• [REQUIREMENT] Every line that includes the word "triangle" is to be listed.

• [INPUT MATERIAL]
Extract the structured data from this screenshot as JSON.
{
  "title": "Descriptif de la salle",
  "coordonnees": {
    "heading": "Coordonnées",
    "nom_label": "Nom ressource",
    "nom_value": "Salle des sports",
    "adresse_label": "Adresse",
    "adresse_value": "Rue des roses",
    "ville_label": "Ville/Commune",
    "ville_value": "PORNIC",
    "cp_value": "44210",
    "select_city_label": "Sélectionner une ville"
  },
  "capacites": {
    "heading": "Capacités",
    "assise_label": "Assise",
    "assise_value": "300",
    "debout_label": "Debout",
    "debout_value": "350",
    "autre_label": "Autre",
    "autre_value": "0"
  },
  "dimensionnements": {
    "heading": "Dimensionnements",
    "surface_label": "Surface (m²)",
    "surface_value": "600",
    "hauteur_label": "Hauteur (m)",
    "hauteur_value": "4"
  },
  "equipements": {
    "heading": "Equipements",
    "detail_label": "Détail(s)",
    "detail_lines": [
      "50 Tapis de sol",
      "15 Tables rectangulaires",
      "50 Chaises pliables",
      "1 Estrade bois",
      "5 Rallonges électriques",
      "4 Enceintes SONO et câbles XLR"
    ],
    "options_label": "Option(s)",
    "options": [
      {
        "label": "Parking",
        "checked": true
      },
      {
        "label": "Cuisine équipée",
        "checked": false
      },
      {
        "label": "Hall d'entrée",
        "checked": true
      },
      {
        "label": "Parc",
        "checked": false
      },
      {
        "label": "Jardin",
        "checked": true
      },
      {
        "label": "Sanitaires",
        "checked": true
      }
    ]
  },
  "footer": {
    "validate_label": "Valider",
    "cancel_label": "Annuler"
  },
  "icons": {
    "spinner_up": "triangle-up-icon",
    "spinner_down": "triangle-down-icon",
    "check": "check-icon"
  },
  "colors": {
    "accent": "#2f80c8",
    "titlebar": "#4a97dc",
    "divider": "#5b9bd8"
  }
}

• [WRITTEN ANSWER]
    "spinner_up": "triangle-up-icon",
    "spinner_down": "triangle-down-icon",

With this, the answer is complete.